GOAL
Print every entry word for word, but omit the pictures.
# START OF SUPPLIED MATERIAL
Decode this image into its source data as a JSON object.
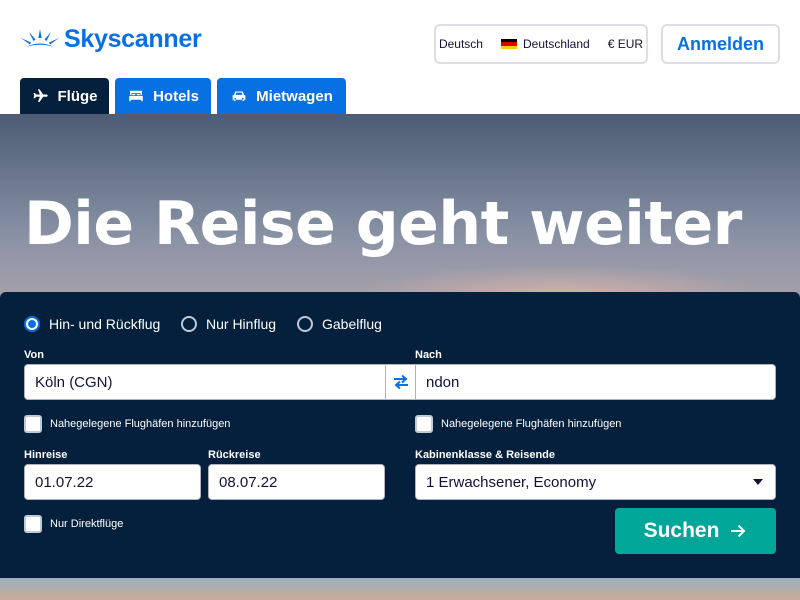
{
  "brand": {
    "name": "Skyscanner",
    "color": "#0770e3"
  },
  "header": {
    "language": "Deutsch",
    "country": "Deutschland",
    "currency": "€ EUR",
    "login_label": "Anmelden"
  },
  "tabs": [
    {
      "label": "Flüge",
      "icon": "plane-icon",
      "active": true
    },
    {
      "label": "Hotels",
      "icon": "bed-icon",
      "active": false
    },
    {
      "label": "Mietwagen",
      "icon": "car-icon",
      "active": false
    }
  ],
  "hero": {
    "title": "Die Reise geht weiter"
  },
  "search": {
    "trip_types": [
      {
        "label": "Hin- und Rückflug",
        "selected": true
      },
      {
        "label": "Nur Hinflug",
        "selected": false
      },
      {
        "label": "Gabelflug",
        "selected": false
      }
    ],
    "from_label": "Von",
    "from_value": "Köln (CGN)",
    "to_label": "Nach",
    "to_value": "ndon",
    "nearby_from": "Nahegelegene Flughäfen hinzufügen",
    "nearby_to": "Nahegelegene Flughäfen hinzufügen",
    "depart_label": "Hinreise",
    "depart_value": "01.07.22",
    "return_label": "Rückreise",
    "return_value": "08.07.22",
    "cabin_label": "Kabinenklasse & Reisende",
    "cabin_value": "1 Erwachsener, Economy",
    "direct_only": "Nur Direktflüge",
    "search_label": "Suchen",
    "search_color": "#00a698",
    "panel_color": "#05203c"
  }
}
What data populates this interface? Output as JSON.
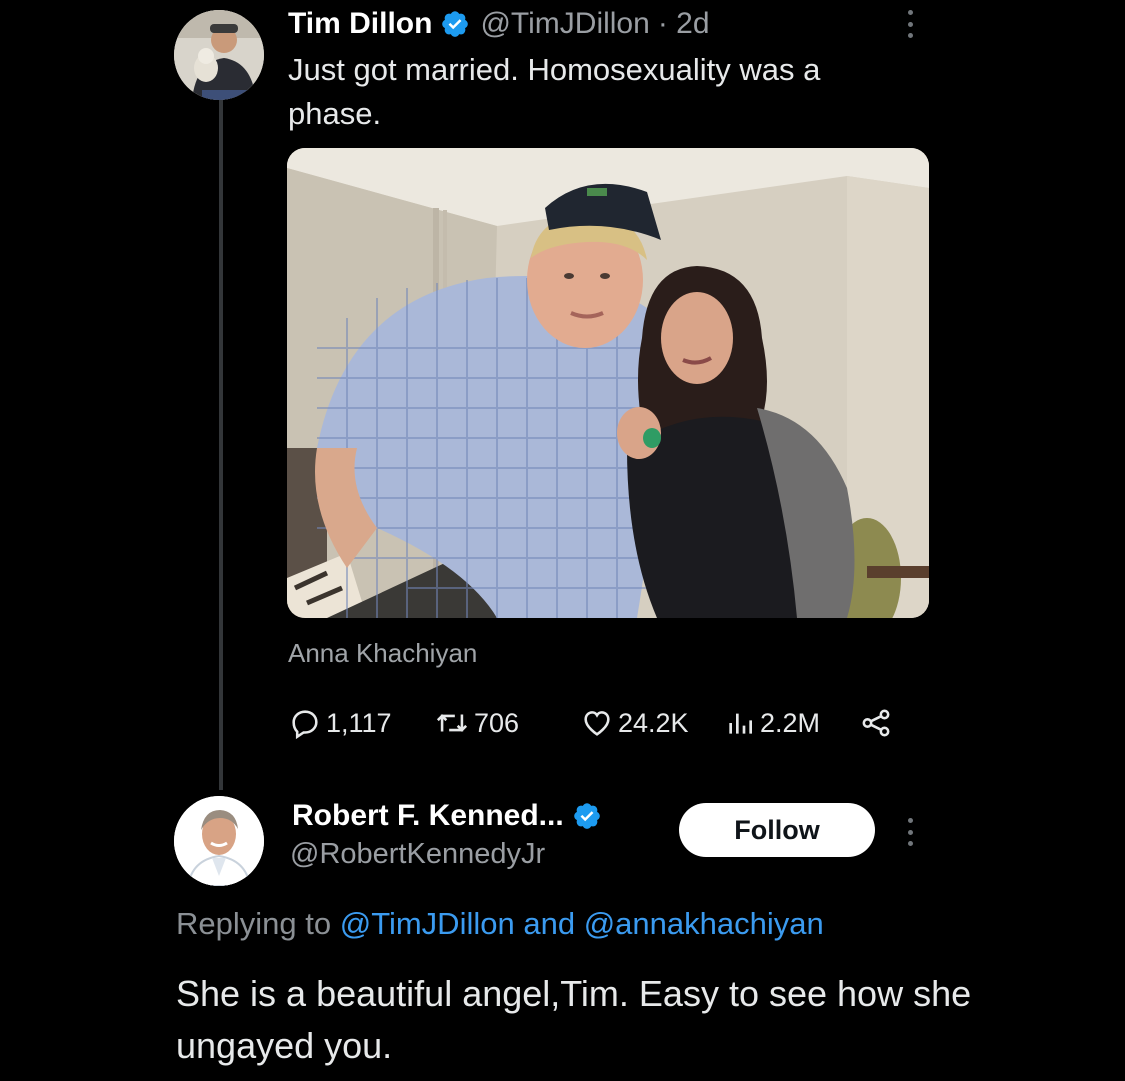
{
  "tweet": {
    "display_name": "Tim Dillon",
    "handle": "@TimJDillon",
    "age": "· 2d",
    "text": "Just got married. Homosexuality was a phase.",
    "tagged_user": "Anna Khachiyan",
    "avatar_icon": "user-avatar-photo",
    "photo_icon": "couple-photo",
    "verified_icon": "verified-badge-icon",
    "more_icon": "more-options-icon",
    "stats": {
      "replies": "1,117",
      "retweets": "706",
      "likes": "24.2K",
      "views": "2.2M"
    },
    "action_icons": [
      "reply-icon",
      "retweet-icon",
      "like-icon",
      "views-icon",
      "share-icon"
    ]
  },
  "reply": {
    "display_name": "Robert F. Kenned...",
    "handle": "@RobertKennedyJr",
    "follow_label": "Follow",
    "replying_prefix": "Replying to",
    "mention_1": "@TimJDillon",
    "replying_and": "and",
    "mention_2": "@annakhachiyan",
    "text": "She is a beautiful angel,Tim. Easy to see how she ungayed you."
  },
  "colors": {
    "background": "#000000",
    "text_primary": "#e7e9ea",
    "text_secondary": "#9a9ea3",
    "link": "#3b9bf0",
    "verified": "#1d9bf0",
    "follow_bg": "#ffffff"
  }
}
# END OF SUPPLIED MATERIAL
SOLVED EXERCISE
Decode this image into its source data as a JSON object.
{
  "brand": {
    "name": "Skyscanner",
    "color": "#0770e3"
  },
  "header": {
    "language": "Deutsch",
    "country": "Deutschland",
    "currency": "€ EUR",
    "login_label": "Anmelden"
  },
  "tabs": [
    {
      "label": "Flüge",
      "icon": "plane-icon",
      "active": true
    },
    {
      "label": "Hotels",
      "icon": "bed-icon",
      "active": false
    },
    {
      "label": "Mietwagen",
      "icon": "car-icon",
      "active": false
    }
  ],
  "hero": {
    "title": "Die Reise geht weiter"
  },
  "search": {
    "trip_types": [
      {
        "label": "Hin- und Rückflug",
        "selected": true
      },
      {
        "label": "Nur Hinflug",
        "selected": false
      },
      {
        "label": "Gabelflug",
        "selected": false
      }
    ],
    "from_label": "Von",
    "from_value": "Köln (CGN)",
    "to_label": "Nach",
    "to_value": "ndon",
    "nearby_from": "Nahegelegene Flughäfen hinzufügen",
    "nearby_to": "Nahegelegene Flughäfen hinzufügen",
    "depart_label": "Hinreise",
    "depart_value": "01.07.22",
    "return_label": "Rückreise",
    "return_value": "08.07.22",
    "cabin_label": "Kabinenklasse & Reisende",
    "cabin_value": "1 Erwachsener, Economy",
    "direct_only": "Nur Direktflüge",
    "search_label": "Suchen",
    "search_color": "#00a698",
    "panel_color": "#05203c"
  }
}
What data populates this interface? Output as JSON.
{
  "tweet": {
    "display_name": "Tim Dillon",
    "handle": "@TimJDillon",
    "age": "· 2d",
    "text": "Just got married. Homosexuality was a phase.",
    "tagged_user": "Anna Khachiyan",
    "avatar_icon": "user-avatar-photo",
    "photo_icon": "couple-photo",
    "verified_icon": "verified-badge-icon",
    "more_icon": "more-options-icon",
    "stats": {
      "replies": "1,117",
      "retweets": "706",
      "likes": "24.2K",
      "views": "2.2M"
    },
    "action_icons": [
      "reply-icon",
      "retweet-icon",
      "like-icon",
      "views-icon",
      "share-icon"
    ]
  },
  "reply": {
    "display_name": "Robert F. Kenned...",
    "handle": "@RobertKennedyJr",
    "follow_label": "Follow",
    "replying_prefix": "Replying to",
    "mention_1": "@TimJDillon",
    "replying_and": "and",
    "mention_2": "@annakhachiyan",
    "text": "She is a beautiful angel,Tim. Easy to see how she ungayed you."
  },
  "colors": {
    "background": "#000000",
    "text_primary": "#e7e9ea",
    "text_secondary": "#9a9ea3",
    "link": "#3b9bf0",
    "verified": "#1d9bf0",
    "follow_bg": "#ffffff"
  }
}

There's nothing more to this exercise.